Counting only lines that hold "title", give the total and nothing more.

┄┄┄┄┄┄┄┄┄┄┄┄┄┄┄┄┄┄┄┄

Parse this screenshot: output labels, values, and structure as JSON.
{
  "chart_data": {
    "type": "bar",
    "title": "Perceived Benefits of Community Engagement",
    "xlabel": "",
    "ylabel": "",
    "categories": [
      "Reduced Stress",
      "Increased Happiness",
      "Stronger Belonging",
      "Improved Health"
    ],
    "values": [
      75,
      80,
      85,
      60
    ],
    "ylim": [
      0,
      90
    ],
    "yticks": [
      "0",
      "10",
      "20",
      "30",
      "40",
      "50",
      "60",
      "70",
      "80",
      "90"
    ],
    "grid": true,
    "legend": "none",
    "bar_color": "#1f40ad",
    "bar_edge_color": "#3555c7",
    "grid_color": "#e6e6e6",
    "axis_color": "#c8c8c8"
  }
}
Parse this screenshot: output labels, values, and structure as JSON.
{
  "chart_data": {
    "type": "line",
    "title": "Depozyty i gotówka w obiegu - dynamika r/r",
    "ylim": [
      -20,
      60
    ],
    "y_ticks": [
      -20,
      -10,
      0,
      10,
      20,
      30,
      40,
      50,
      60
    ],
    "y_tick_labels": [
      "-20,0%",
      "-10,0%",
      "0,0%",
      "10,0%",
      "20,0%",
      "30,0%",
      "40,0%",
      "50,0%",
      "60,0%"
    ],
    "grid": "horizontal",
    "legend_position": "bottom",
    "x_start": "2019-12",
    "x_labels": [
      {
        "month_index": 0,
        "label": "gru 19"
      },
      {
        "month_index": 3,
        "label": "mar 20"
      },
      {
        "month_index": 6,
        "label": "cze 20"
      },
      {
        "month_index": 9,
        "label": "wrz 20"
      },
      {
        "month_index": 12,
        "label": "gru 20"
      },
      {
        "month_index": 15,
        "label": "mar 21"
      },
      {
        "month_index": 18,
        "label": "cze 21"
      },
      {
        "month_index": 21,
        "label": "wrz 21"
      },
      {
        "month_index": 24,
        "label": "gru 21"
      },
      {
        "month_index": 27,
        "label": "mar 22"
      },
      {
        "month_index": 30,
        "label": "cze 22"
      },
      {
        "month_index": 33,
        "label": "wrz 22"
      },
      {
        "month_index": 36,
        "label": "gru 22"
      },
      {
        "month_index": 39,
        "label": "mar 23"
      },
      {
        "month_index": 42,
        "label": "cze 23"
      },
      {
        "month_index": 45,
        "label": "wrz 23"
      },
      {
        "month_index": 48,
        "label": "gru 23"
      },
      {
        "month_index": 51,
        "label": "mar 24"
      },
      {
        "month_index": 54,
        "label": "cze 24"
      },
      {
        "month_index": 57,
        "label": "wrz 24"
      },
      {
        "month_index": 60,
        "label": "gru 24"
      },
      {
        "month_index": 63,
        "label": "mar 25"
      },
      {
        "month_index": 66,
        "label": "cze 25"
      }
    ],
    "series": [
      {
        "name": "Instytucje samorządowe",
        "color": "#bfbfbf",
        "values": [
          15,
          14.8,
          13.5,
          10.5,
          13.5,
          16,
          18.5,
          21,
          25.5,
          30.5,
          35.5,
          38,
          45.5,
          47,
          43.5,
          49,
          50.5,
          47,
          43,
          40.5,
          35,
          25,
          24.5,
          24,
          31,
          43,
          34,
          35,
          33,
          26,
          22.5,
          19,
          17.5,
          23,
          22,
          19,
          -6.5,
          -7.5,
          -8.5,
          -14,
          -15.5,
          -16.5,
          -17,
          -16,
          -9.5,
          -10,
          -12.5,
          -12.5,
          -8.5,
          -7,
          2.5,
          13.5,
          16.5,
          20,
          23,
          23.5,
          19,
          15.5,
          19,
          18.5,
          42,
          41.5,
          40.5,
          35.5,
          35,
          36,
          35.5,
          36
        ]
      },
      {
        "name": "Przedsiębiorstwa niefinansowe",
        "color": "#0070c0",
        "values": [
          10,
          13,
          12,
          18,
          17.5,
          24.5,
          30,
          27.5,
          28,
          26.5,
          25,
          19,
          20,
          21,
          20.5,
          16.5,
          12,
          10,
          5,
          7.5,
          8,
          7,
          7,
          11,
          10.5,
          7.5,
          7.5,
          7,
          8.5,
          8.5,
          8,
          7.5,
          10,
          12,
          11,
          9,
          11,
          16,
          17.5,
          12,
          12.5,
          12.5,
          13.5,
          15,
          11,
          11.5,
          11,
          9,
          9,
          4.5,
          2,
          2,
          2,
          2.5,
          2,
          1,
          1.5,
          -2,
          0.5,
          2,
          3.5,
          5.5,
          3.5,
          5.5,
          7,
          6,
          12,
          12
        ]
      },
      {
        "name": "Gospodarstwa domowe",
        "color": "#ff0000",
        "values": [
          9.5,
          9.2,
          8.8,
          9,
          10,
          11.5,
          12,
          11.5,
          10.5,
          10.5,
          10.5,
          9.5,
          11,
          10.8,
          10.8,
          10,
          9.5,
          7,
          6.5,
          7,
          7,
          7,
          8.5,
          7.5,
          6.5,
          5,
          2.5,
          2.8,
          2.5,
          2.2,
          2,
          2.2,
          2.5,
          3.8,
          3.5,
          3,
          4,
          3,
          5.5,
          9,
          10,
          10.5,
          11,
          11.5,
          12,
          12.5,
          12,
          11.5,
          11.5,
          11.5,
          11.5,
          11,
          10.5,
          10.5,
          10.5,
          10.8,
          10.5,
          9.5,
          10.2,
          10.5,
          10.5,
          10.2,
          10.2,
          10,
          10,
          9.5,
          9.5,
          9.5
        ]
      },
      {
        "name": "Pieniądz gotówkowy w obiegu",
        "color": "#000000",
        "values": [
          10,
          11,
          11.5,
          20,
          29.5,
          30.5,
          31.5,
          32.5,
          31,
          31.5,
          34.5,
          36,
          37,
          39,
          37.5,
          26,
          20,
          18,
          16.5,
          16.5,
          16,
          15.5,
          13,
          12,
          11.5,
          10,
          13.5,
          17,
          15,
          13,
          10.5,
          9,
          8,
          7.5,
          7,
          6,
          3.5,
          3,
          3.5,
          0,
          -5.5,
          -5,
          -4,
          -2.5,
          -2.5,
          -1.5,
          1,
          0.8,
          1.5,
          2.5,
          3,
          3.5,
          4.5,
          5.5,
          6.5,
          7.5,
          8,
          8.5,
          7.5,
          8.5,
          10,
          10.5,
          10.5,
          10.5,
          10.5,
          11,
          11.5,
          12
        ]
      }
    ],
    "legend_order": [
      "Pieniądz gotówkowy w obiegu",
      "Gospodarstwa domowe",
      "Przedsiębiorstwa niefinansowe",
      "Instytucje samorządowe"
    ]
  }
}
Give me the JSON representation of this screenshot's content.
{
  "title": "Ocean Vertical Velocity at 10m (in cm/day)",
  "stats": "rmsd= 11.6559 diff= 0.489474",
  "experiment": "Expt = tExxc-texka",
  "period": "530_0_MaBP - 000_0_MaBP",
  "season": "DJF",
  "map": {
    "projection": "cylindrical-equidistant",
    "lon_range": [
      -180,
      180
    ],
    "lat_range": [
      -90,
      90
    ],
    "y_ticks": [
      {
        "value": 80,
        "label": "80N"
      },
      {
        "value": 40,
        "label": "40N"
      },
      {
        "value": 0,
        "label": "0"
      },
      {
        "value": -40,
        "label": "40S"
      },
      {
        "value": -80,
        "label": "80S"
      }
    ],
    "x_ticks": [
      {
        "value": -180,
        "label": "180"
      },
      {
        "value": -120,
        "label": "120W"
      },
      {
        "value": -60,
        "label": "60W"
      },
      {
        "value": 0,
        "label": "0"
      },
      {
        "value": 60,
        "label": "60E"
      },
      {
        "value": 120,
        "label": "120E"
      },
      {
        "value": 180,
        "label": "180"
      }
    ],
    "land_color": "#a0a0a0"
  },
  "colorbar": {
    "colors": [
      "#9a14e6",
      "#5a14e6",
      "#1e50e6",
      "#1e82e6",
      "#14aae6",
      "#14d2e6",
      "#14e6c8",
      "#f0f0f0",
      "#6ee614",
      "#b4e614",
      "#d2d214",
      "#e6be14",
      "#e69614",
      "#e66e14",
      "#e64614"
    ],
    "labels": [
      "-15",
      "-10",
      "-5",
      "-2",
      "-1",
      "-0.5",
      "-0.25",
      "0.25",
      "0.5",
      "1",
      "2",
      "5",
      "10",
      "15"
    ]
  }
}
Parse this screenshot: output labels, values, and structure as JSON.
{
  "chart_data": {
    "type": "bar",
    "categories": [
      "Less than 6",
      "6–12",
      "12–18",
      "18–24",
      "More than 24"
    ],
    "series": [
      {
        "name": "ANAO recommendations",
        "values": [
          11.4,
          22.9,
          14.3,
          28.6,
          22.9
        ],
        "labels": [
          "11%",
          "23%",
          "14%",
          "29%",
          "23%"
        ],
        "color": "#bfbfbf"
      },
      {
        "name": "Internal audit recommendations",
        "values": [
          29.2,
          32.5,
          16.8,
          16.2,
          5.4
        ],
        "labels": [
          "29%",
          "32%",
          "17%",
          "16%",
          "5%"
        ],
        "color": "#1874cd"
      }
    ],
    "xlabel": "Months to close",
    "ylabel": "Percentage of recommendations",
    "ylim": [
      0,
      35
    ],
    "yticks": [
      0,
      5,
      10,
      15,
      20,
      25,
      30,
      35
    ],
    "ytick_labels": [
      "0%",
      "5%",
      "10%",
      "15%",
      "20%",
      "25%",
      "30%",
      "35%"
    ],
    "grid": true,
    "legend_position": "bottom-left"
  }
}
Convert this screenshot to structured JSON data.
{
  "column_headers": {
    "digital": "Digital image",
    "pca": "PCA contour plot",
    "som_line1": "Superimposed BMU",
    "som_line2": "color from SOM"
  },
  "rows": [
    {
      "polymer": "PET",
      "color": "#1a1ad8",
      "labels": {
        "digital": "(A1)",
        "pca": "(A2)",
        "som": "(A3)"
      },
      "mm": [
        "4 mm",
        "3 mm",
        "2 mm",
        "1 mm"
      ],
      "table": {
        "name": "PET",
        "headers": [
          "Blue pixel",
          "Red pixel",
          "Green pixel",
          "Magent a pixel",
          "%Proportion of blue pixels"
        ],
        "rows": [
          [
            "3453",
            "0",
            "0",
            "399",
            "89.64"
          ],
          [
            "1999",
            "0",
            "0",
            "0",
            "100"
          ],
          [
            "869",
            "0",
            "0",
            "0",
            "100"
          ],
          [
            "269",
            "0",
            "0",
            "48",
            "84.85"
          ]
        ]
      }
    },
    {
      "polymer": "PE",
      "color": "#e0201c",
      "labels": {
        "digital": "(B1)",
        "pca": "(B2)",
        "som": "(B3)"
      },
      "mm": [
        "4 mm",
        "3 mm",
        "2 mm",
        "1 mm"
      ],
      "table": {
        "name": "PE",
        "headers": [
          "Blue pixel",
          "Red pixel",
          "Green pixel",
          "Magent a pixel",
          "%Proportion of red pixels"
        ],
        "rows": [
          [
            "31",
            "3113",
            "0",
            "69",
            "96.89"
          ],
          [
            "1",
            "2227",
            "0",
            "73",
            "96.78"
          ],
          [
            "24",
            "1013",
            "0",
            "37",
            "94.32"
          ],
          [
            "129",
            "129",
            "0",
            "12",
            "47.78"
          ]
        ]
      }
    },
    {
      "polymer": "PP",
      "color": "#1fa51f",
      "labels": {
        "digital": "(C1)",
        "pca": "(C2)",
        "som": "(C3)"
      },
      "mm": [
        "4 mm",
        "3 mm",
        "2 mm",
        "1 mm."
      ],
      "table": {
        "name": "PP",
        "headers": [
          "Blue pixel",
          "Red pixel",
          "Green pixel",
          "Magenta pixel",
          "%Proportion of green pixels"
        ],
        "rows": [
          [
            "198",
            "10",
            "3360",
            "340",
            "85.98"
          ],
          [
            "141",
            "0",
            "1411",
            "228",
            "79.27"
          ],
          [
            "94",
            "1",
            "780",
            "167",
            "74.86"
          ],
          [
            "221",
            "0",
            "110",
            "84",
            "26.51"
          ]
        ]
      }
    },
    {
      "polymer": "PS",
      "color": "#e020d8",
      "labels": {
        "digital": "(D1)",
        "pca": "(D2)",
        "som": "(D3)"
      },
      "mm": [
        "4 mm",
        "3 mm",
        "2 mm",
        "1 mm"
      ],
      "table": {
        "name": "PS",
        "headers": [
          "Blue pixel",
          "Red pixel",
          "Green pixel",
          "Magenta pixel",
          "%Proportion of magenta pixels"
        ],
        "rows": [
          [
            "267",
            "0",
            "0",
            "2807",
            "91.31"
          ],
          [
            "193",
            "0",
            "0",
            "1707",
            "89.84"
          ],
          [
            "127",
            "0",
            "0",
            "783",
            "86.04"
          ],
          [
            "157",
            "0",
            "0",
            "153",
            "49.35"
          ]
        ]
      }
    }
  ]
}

┄┄┄┄┄┄┄┄┄┄┄┄┄┄┄┄┄┄┄┄

(Result of this exercise) 3